### [Exercise description]
Print the stretch of the Christmas essay from "The Pagan community doesn’t" through "one-upmanship, and egoism.", copied exactly.

** begin Text shown **

Merry bollocking Christmas. It’s that time of year again where we all get to hear just how wonderful and snowy and downright happy the Christmas season is – usually from the start of October through to the end of January when the infamous “They” start advertising Easter. We are bombarded with television and radio ads encouraging us to buy better and more expensive gifts for our friends and loved ones in order to show just how much we really love them (because if little Bobby doesn’t get that £500 super-bike from Santa he might just lose his childish innocence…) and we competitively try and create the best family-based Christmas with the biggest tree and the yummiest turkey and the loudest bloody carols… Everywhere you go, a commercialized, bastardized, and sickeningly overemphasized Christian holiday is blasted at you.

But you know what? I think that all of this at least hints at something pure, good, and… er… holy. (What?! Is that the sound of Kim forgetting to be cynical?! Quick, bring in Cyni-tron to purge her of this foul optimism!) Seriously folks, everything during the Christmas season comes down to something that I don’t think we Pagans have quite got the grasp of yet: charity. Compassion. COMMUNITY.

“The Christmas Spirit” is a much-used term around this festival, and it was so popular amongst the Victorians that Charles Dickens even anthropomorphized it into the Spirit of Christmas Present in his A Christmas Carol. Some might even say that Father Christmas is a similar anthropomorphic personification of the Christmas Spirit. This spirit speaks of love towards one’s fellow man, charity, community, service to others, opening one’s home to people, sharing our food, wine, laughter, and lives with them, being generous, withholding nothing. Okay, so it’s commercialized: but the Christmas Spirit is at the core of it all. And not just that: we are encouraged to keep the Christmas Spirit all year round not just at Christmas, as the hero of A Christmas Carol finally realizes in a sappy and romanticized vision of one of history’s most tackiest New Year’s Resolutions. It may be tacky, but I think it represents a core ideal of many religions: the ideal of charity, charitable love, generosity of spirit, compassion, and service.

The Pagan community doesn’t have many of those things, and if it does have some it doesn’t have them in abundance (or, more likely, the positive ideals it does stick to are overshadowed by the negative traits.) In fact, whereas so many of the world’s religions encourage service to the community and the Gods, compassion and charity towards one’s fellow man, the Pagan community encourages cynicism, spite, bitterness, a jaded attitude towards the world and relationships, greed, one-upmanship, and egoism.

When Christians are out doing the charity work their religion encourages, Pagans are in a pub getting pissed and arguing about definitions. When Santeros and Manbos in Haiti and Brazil are feeding their Gods and their community with food sacrifices and ensuring the spiritual and material wellbeing of their ‘congregation’, Pagans are doing spells in their bedrooms for a promotion at work or to gain a lover. While Buddhist monks pass their wisdom and years of meditation on to eager listeners and students, Pagans bitch about how they are oppressed.

** end Text shown **
** begin Information supplied **

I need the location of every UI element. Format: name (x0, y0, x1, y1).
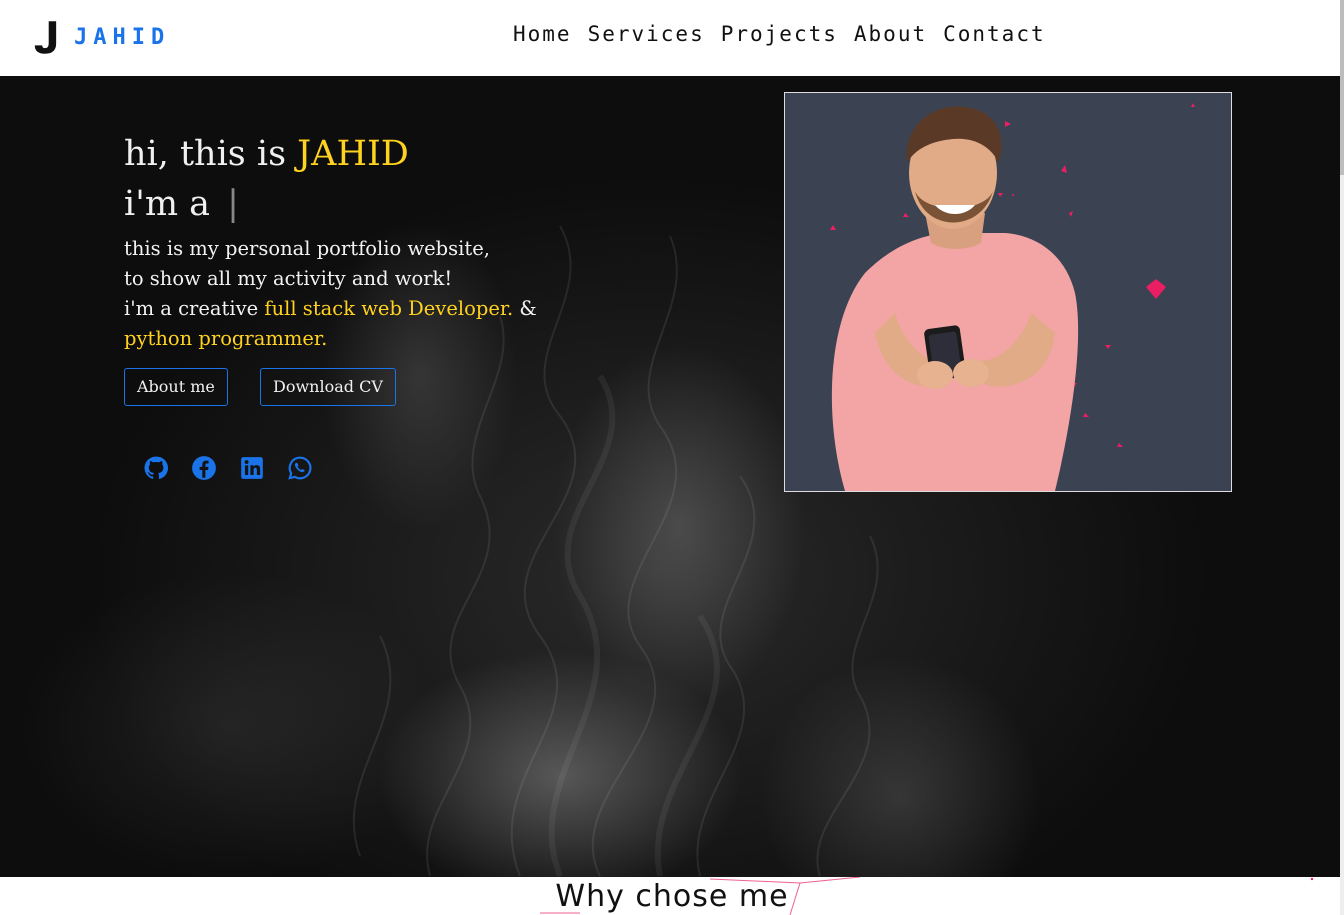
scrollbar-thumb[interactable] (1340, 0, 1344, 175)
role-highlight-python: python programmer. (124, 327, 328, 350)
nav-about[interactable]: About (854, 22, 927, 46)
section-title: Why chose me (555, 879, 789, 914)
hero-name: JAHID (297, 134, 409, 174)
why-section: Why chose me (0, 877, 1344, 915)
role-prefix: i'm a (124, 184, 222, 224)
profile-photo (784, 92, 1232, 492)
linkedin-icon[interactable] (239, 455, 265, 481)
role-highlight-dev: full stack web Developer. (264, 297, 514, 320)
about-me-button[interactable]: About me (124, 368, 228, 406)
typing-cursor: | (227, 184, 239, 224)
intro-line-3: i'm a creative full stack web Developer.… (124, 294, 584, 324)
github-icon[interactable] (143, 455, 169, 481)
nav-menu: Home Services Projects About Contact (513, 22, 1062, 46)
profile-illustration (830, 103, 1195, 491)
intro-line-1: this is my personal portfolio website, (124, 237, 490, 260)
hero-role: i'm a | (124, 184, 239, 224)
brand-link[interactable]: JAHID (32, 18, 170, 56)
navbar: JAHID Home Services Projects About Conta… (0, 0, 1344, 76)
social-links (143, 455, 335, 481)
facebook-icon[interactable] (191, 455, 217, 481)
hero-intro: this is my personal portfolio website, t… (124, 234, 584, 354)
line3-suffix: & (513, 297, 537, 320)
intro-line-2: to show all my activity and work! (124, 267, 453, 290)
download-cv-button[interactable]: Download CV (260, 368, 396, 406)
nav-services[interactable]: Services (588, 22, 705, 46)
nav-contact[interactable]: Contact (943, 22, 1046, 46)
nav-projects[interactable]: Projects (721, 22, 838, 46)
whatsapp-icon[interactable] (287, 455, 313, 481)
logo-j-icon (34, 21, 57, 54)
page-scrollbar[interactable] (1340, 0, 1344, 915)
greeting-text: hi, this is (124, 134, 298, 174)
brand-name: JAHID (74, 24, 171, 50)
hero-greeting: hi, this is JAHID (124, 134, 409, 174)
line3-prefix: i'm a creative (124, 297, 265, 320)
nav-home[interactable]: Home (513, 22, 572, 46)
hero-section: hi, this is JAHID i'm a | this is my per… (0, 76, 1344, 877)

** end Information supplied **

### [Exercise answer]
The Pagan community doesn’t have many of those things, and if it does have some it doesn’t have them in abundance (or, more likely, the positive ideals it does stick to are overshadowed by the negative traits.) In fact, whereas so many of the world’s religions encourage service to the community and the Gods, compassion and charity towards one’s fellow man, the Pagan community encourages cynicism, spite, bitterness, a jaded attitude towards the world and relationships, greed, one-upmanship, and egoism.